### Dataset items
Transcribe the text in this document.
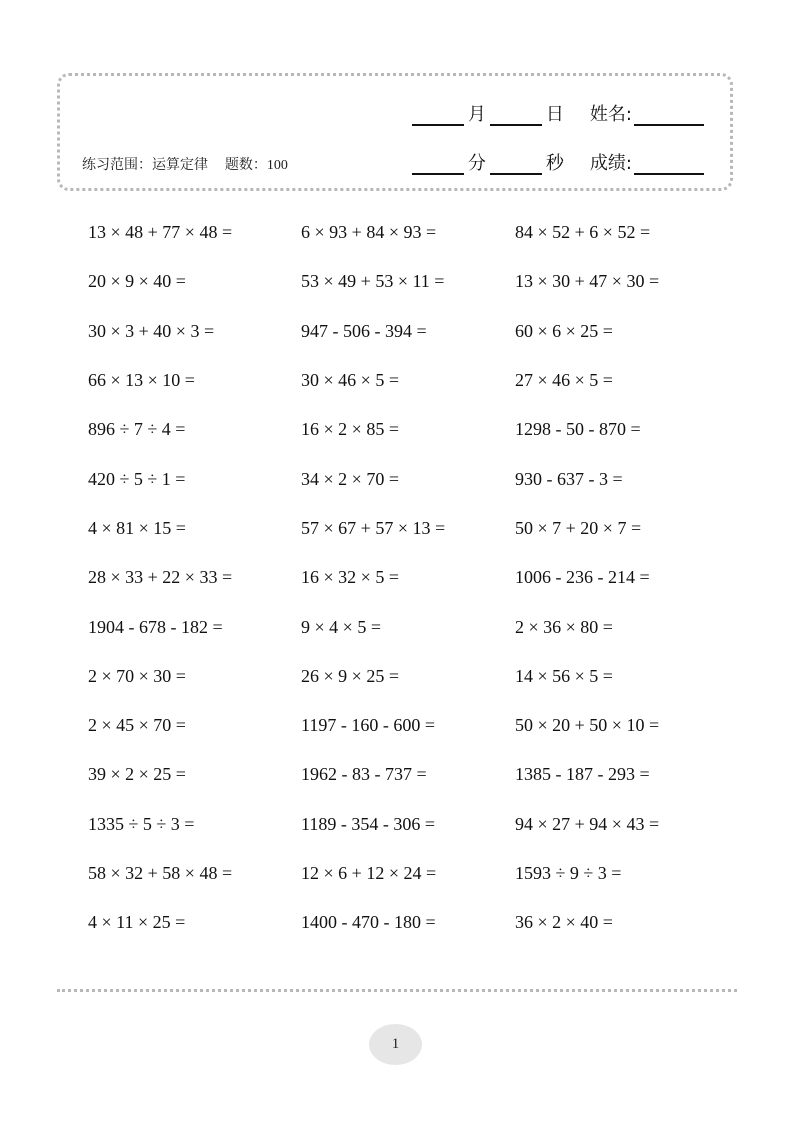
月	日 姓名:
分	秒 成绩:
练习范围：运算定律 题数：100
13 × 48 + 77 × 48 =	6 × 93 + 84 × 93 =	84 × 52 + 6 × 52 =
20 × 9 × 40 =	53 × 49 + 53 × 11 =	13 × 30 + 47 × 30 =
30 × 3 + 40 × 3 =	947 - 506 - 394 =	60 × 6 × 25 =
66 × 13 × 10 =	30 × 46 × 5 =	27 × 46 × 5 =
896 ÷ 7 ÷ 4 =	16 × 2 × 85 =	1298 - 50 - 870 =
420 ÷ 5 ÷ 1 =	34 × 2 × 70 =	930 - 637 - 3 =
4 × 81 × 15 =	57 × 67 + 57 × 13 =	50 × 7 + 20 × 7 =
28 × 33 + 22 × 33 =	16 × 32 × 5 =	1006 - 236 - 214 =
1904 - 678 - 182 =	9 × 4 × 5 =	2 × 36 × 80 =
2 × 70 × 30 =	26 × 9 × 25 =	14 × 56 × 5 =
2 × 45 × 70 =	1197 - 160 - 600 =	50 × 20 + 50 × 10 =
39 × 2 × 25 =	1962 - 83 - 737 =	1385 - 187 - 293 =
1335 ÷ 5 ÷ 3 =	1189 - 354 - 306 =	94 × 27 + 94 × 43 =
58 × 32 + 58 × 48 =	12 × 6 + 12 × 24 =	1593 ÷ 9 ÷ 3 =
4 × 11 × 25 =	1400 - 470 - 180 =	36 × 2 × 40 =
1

### GIVEN TASK
Repeat each line of the records above exactly, but do not copy the pictures.

### THE OUTPUT
Transcribe the text in this document.
月	日 姓名:
分	秒 成绩:
练习范围：运算定律 题数：100
13 × 48 + 77 × 48 =	6 × 93 + 84 × 93 =	84 × 52 + 6 × 52 =
20 × 9 × 40 =	53 × 49 + 53 × 11 =	13 × 30 + 47 × 30 =
30 × 3 + 40 × 3 =	947 - 506 - 394 =	60 × 6 × 25 =
66 × 13 × 10 =	30 × 46 × 5 =	27 × 46 × 5 =
896 ÷ 7 ÷ 4 =	16 × 2 × 85 =	1298 - 50 - 870 =
420 ÷ 5 ÷ 1 =	34 × 2 × 70 =	930 - 637 - 3 =
4 × 81 × 15 =	57 × 67 + 57 × 13 =	50 × 7 + 20 × 7 =
28 × 33 + 22 × 33 =	16 × 32 × 5 =	1006 - 236 - 214 =
1904 - 678 - 182 =	9 × 4 × 5 =	2 × 36 × 80 =
2 × 70 × 30 =	26 × 9 × 25 =	14 × 56 × 5 =
2 × 45 × 70 =	1197 - 160 - 600 =	50 × 20 + 50 × 10 =
39 × 2 × 25 =	1962 - 83 - 737 =	1385 - 187 - 293 =
1335 ÷ 5 ÷ 3 =	1189 - 354 - 306 =	94 × 27 + 94 × 43 =
58 × 32 + 58 × 48 =	12 × 6 + 12 × 24 =	1593 ÷ 9 ÷ 3 =
4 × 11 × 25 =	1400 - 470 - 180 =	36 × 2 × 40 =
1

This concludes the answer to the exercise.